GIVEN REQUEST
Check each line of the data below for the word "Sulfate", then extract the ones that have it.

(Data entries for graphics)
==============================

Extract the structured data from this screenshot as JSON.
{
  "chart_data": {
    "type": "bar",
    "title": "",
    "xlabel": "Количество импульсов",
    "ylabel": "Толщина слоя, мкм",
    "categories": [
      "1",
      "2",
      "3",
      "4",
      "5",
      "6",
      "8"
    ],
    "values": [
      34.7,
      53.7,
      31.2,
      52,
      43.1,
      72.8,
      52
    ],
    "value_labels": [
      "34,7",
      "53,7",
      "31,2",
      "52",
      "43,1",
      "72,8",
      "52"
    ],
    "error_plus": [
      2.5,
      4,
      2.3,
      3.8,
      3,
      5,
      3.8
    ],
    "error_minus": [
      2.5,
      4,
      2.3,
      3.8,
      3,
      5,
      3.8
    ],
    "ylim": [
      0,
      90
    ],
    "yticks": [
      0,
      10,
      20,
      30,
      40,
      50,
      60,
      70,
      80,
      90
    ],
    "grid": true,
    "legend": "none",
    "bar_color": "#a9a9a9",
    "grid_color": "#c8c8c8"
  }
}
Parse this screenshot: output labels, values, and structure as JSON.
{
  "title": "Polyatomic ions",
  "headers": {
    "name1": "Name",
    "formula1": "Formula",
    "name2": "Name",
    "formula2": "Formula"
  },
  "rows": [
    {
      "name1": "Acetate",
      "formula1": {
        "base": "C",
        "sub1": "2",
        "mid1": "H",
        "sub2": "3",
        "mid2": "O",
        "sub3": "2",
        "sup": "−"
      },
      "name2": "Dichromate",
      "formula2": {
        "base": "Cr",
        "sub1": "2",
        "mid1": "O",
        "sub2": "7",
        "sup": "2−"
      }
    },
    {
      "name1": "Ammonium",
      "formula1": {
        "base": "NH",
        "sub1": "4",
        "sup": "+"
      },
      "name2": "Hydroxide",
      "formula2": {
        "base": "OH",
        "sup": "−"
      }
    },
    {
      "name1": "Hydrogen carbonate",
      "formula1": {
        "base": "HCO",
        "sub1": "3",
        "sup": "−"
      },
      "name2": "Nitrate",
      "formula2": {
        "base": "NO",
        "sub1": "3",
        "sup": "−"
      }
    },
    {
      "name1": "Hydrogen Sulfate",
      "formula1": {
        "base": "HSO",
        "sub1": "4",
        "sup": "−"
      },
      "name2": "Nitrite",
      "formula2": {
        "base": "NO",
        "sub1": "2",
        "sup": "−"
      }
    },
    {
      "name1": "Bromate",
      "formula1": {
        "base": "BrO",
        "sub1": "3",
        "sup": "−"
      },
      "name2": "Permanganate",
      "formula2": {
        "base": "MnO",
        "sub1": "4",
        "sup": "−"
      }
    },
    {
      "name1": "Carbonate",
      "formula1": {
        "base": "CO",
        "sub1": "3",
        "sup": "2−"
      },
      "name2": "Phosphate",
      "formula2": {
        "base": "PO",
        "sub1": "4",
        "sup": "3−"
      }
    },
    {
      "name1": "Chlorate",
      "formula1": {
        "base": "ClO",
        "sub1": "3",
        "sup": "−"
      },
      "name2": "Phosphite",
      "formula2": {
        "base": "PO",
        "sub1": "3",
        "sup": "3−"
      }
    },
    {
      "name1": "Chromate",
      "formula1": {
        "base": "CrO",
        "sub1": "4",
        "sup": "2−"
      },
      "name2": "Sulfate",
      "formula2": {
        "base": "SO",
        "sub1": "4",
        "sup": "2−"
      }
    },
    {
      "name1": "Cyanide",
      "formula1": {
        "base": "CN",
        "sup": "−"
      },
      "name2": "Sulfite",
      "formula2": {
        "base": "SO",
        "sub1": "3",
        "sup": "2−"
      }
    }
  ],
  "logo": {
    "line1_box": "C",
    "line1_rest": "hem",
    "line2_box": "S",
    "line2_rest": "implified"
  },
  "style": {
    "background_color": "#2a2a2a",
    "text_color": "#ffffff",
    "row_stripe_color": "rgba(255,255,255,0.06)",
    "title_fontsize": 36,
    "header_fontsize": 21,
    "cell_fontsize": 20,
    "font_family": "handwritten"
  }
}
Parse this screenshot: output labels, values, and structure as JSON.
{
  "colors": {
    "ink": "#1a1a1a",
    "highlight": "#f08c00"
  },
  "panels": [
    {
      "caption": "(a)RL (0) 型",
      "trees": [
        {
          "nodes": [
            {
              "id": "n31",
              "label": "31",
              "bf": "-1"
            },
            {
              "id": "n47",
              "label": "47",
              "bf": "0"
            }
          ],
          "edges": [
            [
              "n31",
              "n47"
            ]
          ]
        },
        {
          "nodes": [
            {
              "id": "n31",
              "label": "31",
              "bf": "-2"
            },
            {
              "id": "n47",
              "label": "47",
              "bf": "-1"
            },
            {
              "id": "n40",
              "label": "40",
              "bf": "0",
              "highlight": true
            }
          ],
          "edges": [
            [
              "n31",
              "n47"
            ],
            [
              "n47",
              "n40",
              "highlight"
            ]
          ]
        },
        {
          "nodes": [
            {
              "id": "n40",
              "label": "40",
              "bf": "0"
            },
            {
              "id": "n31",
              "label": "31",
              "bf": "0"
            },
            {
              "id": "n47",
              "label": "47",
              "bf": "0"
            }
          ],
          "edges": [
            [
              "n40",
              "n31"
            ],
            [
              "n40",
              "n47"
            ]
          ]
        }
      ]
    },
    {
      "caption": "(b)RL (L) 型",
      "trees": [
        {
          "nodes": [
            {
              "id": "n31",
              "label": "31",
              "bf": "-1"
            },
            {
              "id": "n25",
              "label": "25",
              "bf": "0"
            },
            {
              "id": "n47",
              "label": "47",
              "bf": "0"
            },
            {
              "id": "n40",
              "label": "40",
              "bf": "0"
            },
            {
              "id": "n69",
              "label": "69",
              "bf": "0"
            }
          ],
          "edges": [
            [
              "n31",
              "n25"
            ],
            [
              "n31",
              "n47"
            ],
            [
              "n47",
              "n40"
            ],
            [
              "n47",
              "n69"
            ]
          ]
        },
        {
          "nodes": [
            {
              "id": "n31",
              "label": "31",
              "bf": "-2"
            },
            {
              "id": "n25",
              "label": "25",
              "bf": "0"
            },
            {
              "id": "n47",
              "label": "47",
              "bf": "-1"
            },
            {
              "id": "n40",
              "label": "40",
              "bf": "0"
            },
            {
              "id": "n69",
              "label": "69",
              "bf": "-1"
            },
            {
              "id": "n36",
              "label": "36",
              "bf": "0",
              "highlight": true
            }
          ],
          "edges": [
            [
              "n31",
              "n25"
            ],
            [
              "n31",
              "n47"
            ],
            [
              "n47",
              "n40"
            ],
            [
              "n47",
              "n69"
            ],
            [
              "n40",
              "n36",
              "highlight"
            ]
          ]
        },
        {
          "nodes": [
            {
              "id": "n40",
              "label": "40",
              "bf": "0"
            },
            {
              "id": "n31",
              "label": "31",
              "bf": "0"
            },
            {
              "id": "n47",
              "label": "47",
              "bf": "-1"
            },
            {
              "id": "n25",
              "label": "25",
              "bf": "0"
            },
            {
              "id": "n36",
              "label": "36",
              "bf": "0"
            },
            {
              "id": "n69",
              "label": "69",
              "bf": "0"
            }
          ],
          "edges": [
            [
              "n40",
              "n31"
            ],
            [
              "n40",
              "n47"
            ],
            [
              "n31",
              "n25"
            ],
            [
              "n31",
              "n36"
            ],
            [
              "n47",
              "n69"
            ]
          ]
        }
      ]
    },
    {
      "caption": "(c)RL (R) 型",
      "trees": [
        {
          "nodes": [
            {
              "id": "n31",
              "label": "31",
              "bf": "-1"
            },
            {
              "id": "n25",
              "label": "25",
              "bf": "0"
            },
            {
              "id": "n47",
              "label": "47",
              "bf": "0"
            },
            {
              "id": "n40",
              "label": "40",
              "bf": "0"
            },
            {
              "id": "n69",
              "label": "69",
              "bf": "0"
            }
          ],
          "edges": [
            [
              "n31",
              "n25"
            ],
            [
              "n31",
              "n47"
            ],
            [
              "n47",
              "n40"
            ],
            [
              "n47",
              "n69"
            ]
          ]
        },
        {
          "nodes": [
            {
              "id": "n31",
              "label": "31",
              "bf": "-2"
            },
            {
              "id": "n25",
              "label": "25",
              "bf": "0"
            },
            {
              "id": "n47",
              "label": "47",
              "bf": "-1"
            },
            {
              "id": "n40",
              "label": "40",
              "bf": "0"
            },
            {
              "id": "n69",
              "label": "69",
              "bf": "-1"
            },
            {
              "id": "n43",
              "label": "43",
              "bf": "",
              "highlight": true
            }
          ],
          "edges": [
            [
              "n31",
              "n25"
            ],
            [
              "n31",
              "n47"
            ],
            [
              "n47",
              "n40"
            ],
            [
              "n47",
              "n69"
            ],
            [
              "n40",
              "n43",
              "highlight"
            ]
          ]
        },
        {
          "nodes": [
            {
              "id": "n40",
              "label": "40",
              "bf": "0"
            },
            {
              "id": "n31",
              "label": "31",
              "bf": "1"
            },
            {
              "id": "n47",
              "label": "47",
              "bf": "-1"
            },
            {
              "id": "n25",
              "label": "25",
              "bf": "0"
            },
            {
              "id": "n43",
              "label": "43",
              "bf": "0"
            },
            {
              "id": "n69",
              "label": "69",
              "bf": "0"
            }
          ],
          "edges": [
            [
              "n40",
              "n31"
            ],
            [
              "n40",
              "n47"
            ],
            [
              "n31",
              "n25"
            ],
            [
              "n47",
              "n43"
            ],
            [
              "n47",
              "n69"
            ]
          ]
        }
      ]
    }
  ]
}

==============================

RESPONSE
      "name1": "Hydrogen Sulfate",
      "name2": "Sulfate",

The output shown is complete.